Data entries
★ ★ ★

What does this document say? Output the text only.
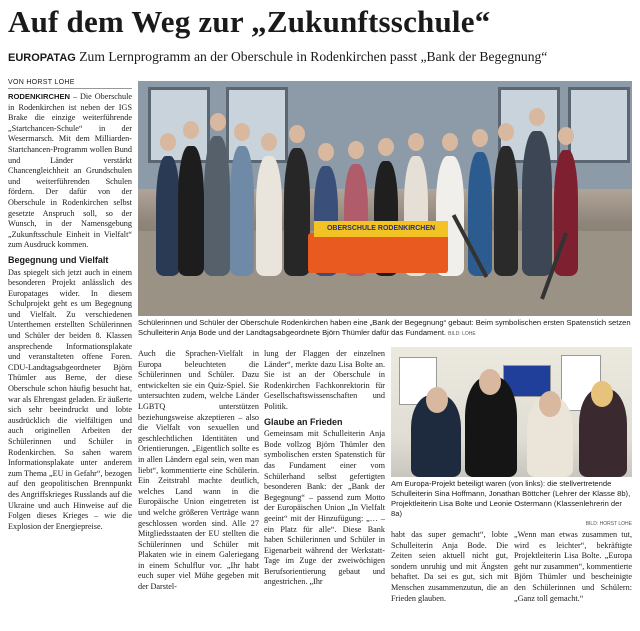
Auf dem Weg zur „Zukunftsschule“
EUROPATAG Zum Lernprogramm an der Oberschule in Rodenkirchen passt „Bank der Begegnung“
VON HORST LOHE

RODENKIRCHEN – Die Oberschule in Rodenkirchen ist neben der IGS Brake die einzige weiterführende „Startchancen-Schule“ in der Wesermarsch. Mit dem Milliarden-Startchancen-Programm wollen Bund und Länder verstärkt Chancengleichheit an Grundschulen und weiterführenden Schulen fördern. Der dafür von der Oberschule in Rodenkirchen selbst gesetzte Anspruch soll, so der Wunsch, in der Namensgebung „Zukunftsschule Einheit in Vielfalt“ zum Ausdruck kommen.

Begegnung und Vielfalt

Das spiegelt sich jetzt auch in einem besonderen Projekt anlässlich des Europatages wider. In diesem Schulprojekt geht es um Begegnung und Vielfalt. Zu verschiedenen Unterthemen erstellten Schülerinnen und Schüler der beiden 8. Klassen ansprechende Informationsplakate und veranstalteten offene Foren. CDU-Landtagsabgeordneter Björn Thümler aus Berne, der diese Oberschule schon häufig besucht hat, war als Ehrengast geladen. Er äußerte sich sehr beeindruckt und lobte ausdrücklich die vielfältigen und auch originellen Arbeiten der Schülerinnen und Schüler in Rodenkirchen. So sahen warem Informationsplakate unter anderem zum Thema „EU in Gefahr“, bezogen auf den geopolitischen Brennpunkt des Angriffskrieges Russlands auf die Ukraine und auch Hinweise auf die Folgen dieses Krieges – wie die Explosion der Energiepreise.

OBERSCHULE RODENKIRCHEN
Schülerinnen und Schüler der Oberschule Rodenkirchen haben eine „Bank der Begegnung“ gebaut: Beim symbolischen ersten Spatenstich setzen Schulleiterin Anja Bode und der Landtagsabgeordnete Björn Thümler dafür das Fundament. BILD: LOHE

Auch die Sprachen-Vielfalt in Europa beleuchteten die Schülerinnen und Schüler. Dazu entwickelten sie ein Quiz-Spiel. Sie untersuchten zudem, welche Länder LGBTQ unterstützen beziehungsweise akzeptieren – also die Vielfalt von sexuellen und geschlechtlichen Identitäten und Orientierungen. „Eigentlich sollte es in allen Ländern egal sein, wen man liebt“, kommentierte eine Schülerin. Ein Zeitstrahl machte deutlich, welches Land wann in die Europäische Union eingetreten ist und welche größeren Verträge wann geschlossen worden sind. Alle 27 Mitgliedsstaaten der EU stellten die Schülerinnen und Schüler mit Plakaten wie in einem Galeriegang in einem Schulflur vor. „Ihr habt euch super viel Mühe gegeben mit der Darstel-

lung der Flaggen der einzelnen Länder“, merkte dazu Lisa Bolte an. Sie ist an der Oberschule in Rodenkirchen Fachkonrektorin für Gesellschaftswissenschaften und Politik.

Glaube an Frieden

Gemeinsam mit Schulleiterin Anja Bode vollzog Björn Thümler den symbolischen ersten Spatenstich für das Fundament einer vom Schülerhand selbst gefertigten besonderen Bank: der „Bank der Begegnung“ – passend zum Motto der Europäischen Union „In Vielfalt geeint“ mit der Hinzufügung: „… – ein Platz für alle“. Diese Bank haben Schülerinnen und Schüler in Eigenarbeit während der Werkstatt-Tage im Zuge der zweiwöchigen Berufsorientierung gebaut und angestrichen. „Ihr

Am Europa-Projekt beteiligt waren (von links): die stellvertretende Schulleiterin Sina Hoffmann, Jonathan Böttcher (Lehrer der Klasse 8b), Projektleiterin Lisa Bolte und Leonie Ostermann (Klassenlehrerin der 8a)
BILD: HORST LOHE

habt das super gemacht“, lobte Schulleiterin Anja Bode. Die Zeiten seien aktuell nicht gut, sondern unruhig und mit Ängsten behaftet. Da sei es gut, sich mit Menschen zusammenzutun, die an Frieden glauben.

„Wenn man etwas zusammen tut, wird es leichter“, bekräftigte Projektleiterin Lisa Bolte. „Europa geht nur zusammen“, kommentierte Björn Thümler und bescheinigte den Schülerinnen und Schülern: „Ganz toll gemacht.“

★ ★ ★

Only lines with the string "BILD" belong in your answer; copy each one.

◆ COMPLETED EXERCISE:
Schülerinnen und Schüler der Oberschule Rodenkirchen haben eine „Bank der Begegnung“ gebaut: Beim symbolischen ersten Spatenstich setzen Schulleiterin Anja Bode und der Landtagsabgeordnete Björn Thümler dafür das Fundament. BILD: LOHE
BILD: HORST LOHE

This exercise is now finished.